#### [Exercise objective]
Will you output all of the data below exactly, omitting the images?

#### [Record extracts]
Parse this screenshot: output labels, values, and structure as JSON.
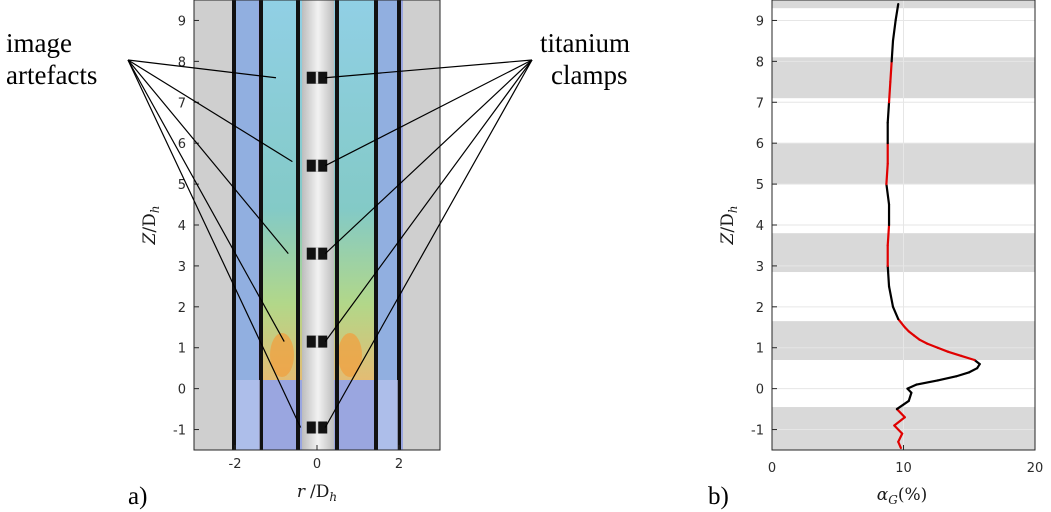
{
  "annotations": {
    "left_line1": "image",
    "left_line2": "artefacts",
    "right_line1": "titanium",
    "right_line2": "clamps"
  },
  "panel_labels": {
    "a": "a)",
    "b": "b)"
  },
  "chart_data": [
    {
      "type": "image",
      "panel": "a",
      "xlabel_var": "r",
      "xlabel_sub": "h",
      "xlabel_unit": "/D",
      "ylabel_var": "Z",
      "ylabel_unit": "/D",
      "ylabel_sub": "h",
      "xlim": [
        -3,
        3
      ],
      "ylim": [
        -1.5,
        9.5
      ],
      "xticks": [
        "-2",
        "0",
        "2"
      ],
      "xtick_values": [
        -2,
        0,
        2
      ],
      "yticks": [
        "-1",
        "0",
        "1",
        "2",
        "3",
        "4",
        "5",
        "6",
        "7",
        "8",
        "9"
      ],
      "ytick_values": [
        -1,
        0,
        1,
        2,
        3,
        4,
        5,
        6,
        7,
        8,
        9
      ],
      "clamp_positions_z": [
        -0.95,
        1.15,
        3.3,
        5.45,
        7.6
      ],
      "artefact_positions": [
        [
          -0.4,
          -0.95
        ],
        [
          -0.8,
          1.15
        ],
        [
          -0.7,
          3.3
        ],
        [
          -0.6,
          5.55
        ],
        [
          -1.0,
          7.6
        ]
      ]
    },
    {
      "type": "line",
      "panel": "b",
      "xlabel_var": "α",
      "xlabel_sub": "G",
      "xlabel_unit": "(%)",
      "ylabel_var": "Z",
      "ylabel_unit": "/D",
      "ylabel_sub": "h",
      "xlim": [
        0,
        20
      ],
      "ylim": [
        -1.5,
        9.5
      ],
      "xticks": [
        "0",
        "10",
        "20"
      ],
      "xtick_values": [
        0,
        10,
        20
      ],
      "yticks": [
        "-1",
        "0",
        "1",
        "2",
        "3",
        "4",
        "5",
        "6",
        "7",
        "8",
        "9"
      ],
      "ytick_values": [
        -1,
        0,
        1,
        2,
        3,
        4,
        5,
        6,
        7,
        8,
        9
      ],
      "grid": true,
      "shaded_bands_z": [
        [
          -1.5,
          -0.45
        ],
        [
          0.7,
          1.65
        ],
        [
          2.85,
          3.8
        ],
        [
          5.0,
          6.0
        ],
        [
          7.1,
          8.1
        ],
        [
          9.3,
          9.5
        ]
      ],
      "series": [
        {
          "color": "#000000",
          "highlight_color": "#e00000",
          "z": [
            -1.45,
            -1.3,
            -1.1,
            -0.9,
            -0.7,
            -0.5,
            -0.3,
            -0.1,
            0.0,
            0.1,
            0.2,
            0.3,
            0.4,
            0.5,
            0.6,
            0.7,
            0.8,
            0.9,
            1.0,
            1.1,
            1.2,
            1.3,
            1.4,
            1.5,
            1.7,
            2.0,
            2.5,
            3.0,
            3.5,
            4.0,
            4.5,
            5.0,
            5.5,
            6.0,
            6.5,
            7.0,
            7.5,
            8.0,
            8.5,
            9.0,
            9.4
          ],
          "alpha": [
            9.8,
            9.6,
            9.9,
            9.3,
            10.1,
            9.5,
            10.4,
            10.6,
            10.3,
            11.0,
            12.6,
            14.0,
            15.0,
            15.6,
            15.8,
            15.4,
            14.4,
            13.4,
            12.6,
            11.8,
            11.2,
            10.8,
            10.4,
            10.1,
            9.6,
            9.2,
            8.9,
            8.8,
            8.8,
            8.9,
            8.9,
            8.7,
            8.8,
            8.8,
            8.8,
            8.9,
            9.0,
            9.1,
            9.2,
            9.4,
            9.6
          ]
        }
      ]
    }
  ]
}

#### [Task response]
Parse this screenshot: output labels, values, and structure as JSON.
{
  "annotations": {
    "left_line1": "image",
    "left_line2": "artefacts",
    "right_line1": "titanium",
    "right_line2": "clamps"
  },
  "panel_labels": {
    "a": "a)",
    "b": "b)"
  },
  "chart_data": [
    {
      "type": "image",
      "panel": "a",
      "xlabel_var": "r",
      "xlabel_sub": "h",
      "xlabel_unit": "/D",
      "ylabel_var": "Z",
      "ylabel_unit": "/D",
      "ylabel_sub": "h",
      "xlim": [
        -3,
        3
      ],
      "ylim": [
        -1.5,
        9.5
      ],
      "xticks": [
        "-2",
        "0",
        "2"
      ],
      "xtick_values": [
        -2,
        0,
        2
      ],
      "yticks": [
        "-1",
        "0",
        "1",
        "2",
        "3",
        "4",
        "5",
        "6",
        "7",
        "8",
        "9"
      ],
      "ytick_values": [
        -1,
        0,
        1,
        2,
        3,
        4,
        5,
        6,
        7,
        8,
        9
      ],
      "clamp_positions_z": [
        -0.95,
        1.15,
        3.3,
        5.45,
        7.6
      ],
      "artefact_positions": [
        [
          -0.4,
          -0.95
        ],
        [
          -0.8,
          1.15
        ],
        [
          -0.7,
          3.3
        ],
        [
          -0.6,
          5.55
        ],
        [
          -1.0,
          7.6
        ]
      ]
    },
    {
      "type": "line",
      "panel": "b",
      "xlabel_var": "α",
      "xlabel_sub": "G",
      "xlabel_unit": "(%)",
      "ylabel_var": "Z",
      "ylabel_unit": "/D",
      "ylabel_sub": "h",
      "xlim": [
        0,
        20
      ],
      "ylim": [
        -1.5,
        9.5
      ],
      "xticks": [
        "0",
        "10",
        "20"
      ],
      "xtick_values": [
        0,
        10,
        20
      ],
      "yticks": [
        "-1",
        "0",
        "1",
        "2",
        "3",
        "4",
        "5",
        "6",
        "7",
        "8",
        "9"
      ],
      "ytick_values": [
        -1,
        0,
        1,
        2,
        3,
        4,
        5,
        6,
        7,
        8,
        9
      ],
      "grid": true,
      "shaded_bands_z": [
        [
          -1.5,
          -0.45
        ],
        [
          0.7,
          1.65
        ],
        [
          2.85,
          3.8
        ],
        [
          5.0,
          6.0
        ],
        [
          7.1,
          8.1
        ],
        [
          9.3,
          9.5
        ]
      ],
      "series": [
        {
          "color": "#000000",
          "highlight_color": "#e00000",
          "z": [
            -1.45,
            -1.3,
            -1.1,
            -0.9,
            -0.7,
            -0.5,
            -0.3,
            -0.1,
            0.0,
            0.1,
            0.2,
            0.3,
            0.4,
            0.5,
            0.6,
            0.7,
            0.8,
            0.9,
            1.0,
            1.1,
            1.2,
            1.3,
            1.4,
            1.5,
            1.7,
            2.0,
            2.5,
            3.0,
            3.5,
            4.0,
            4.5,
            5.0,
            5.5,
            6.0,
            6.5,
            7.0,
            7.5,
            8.0,
            8.5,
            9.0,
            9.4
          ],
          "alpha": [
            9.8,
            9.6,
            9.9,
            9.3,
            10.1,
            9.5,
            10.4,
            10.6,
            10.3,
            11.0,
            12.6,
            14.0,
            15.0,
            15.6,
            15.8,
            15.4,
            14.4,
            13.4,
            12.6,
            11.8,
            11.2,
            10.8,
            10.4,
            10.1,
            9.6,
            9.2,
            8.9,
            8.8,
            8.8,
            8.9,
            8.9,
            8.7,
            8.8,
            8.8,
            8.8,
            8.9,
            9.0,
            9.1,
            9.2,
            9.4,
            9.6
          ]
        }
      ]
    }
  ]
}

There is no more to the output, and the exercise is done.